- _Directions_: Scan the entries below and extract each line with the word "target" in it.

- _Data entries_:
>>>

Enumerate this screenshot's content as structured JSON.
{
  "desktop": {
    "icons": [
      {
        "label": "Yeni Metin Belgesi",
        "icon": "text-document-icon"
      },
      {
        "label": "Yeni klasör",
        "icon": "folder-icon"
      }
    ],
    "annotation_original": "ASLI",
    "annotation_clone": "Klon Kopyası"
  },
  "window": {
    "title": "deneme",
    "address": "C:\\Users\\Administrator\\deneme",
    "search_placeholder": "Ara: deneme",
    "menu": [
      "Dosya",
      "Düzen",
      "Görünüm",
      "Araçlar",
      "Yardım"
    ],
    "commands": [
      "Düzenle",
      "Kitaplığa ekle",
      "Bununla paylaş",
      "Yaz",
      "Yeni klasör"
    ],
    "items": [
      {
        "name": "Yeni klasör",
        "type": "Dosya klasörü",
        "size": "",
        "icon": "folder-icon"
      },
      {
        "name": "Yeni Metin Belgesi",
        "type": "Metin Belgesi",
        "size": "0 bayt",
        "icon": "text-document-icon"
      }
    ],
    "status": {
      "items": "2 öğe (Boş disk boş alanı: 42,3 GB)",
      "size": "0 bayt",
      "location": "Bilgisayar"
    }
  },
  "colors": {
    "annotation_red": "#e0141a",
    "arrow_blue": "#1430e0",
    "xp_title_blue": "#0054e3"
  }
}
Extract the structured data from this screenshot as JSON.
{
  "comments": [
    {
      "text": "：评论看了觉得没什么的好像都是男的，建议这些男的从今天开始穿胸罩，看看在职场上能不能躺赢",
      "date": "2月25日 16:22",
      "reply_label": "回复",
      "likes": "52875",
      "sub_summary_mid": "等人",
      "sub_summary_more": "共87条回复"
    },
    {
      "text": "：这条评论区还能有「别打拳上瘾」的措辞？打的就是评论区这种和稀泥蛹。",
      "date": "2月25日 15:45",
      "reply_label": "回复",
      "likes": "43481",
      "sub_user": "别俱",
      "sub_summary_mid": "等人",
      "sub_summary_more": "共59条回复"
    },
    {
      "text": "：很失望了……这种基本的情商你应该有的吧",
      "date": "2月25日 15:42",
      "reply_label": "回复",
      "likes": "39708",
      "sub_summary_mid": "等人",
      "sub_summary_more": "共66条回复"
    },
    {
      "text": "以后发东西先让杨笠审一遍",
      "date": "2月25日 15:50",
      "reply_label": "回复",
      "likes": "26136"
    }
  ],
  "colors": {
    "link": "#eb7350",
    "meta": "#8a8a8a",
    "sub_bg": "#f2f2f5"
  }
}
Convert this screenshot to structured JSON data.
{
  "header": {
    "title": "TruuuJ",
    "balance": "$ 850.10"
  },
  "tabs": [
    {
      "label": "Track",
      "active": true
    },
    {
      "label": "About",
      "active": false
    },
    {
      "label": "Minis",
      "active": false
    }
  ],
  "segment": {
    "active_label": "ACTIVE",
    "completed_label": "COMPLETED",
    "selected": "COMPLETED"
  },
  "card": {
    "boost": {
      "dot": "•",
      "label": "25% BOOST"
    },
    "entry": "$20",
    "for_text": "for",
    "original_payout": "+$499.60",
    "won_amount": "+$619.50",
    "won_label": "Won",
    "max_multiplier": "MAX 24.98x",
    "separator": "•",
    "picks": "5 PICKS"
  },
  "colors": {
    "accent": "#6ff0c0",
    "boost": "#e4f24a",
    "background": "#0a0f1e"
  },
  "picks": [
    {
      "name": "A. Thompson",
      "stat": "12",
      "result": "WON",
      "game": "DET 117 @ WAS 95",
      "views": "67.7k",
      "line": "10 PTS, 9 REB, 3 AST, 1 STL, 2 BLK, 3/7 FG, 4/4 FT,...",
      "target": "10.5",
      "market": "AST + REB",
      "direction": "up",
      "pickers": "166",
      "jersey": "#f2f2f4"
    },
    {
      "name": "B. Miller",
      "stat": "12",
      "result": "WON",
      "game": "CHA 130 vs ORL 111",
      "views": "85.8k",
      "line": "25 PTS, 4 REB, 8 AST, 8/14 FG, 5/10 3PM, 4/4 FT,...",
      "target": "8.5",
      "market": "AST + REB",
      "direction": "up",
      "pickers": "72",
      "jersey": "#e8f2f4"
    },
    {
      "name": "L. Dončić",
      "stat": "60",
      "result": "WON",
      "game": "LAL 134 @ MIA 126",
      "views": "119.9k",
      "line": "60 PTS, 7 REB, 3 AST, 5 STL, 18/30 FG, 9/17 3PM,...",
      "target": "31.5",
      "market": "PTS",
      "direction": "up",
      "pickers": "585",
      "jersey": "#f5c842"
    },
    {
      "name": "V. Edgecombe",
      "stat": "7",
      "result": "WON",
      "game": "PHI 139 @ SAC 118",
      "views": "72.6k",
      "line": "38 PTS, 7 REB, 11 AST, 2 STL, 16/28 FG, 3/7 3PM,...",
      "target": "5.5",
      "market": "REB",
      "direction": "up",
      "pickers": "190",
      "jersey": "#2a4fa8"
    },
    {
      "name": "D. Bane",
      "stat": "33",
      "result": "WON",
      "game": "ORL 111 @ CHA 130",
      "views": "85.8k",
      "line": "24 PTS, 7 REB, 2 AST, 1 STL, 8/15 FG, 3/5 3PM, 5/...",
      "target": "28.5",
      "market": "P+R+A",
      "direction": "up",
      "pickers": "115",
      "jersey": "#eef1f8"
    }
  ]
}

<<<

- _Answer in full_:
      "target": "10.5",
      "target": "8.5",
      "target": "31.5",
      "target": "5.5",
      "target": "28.5",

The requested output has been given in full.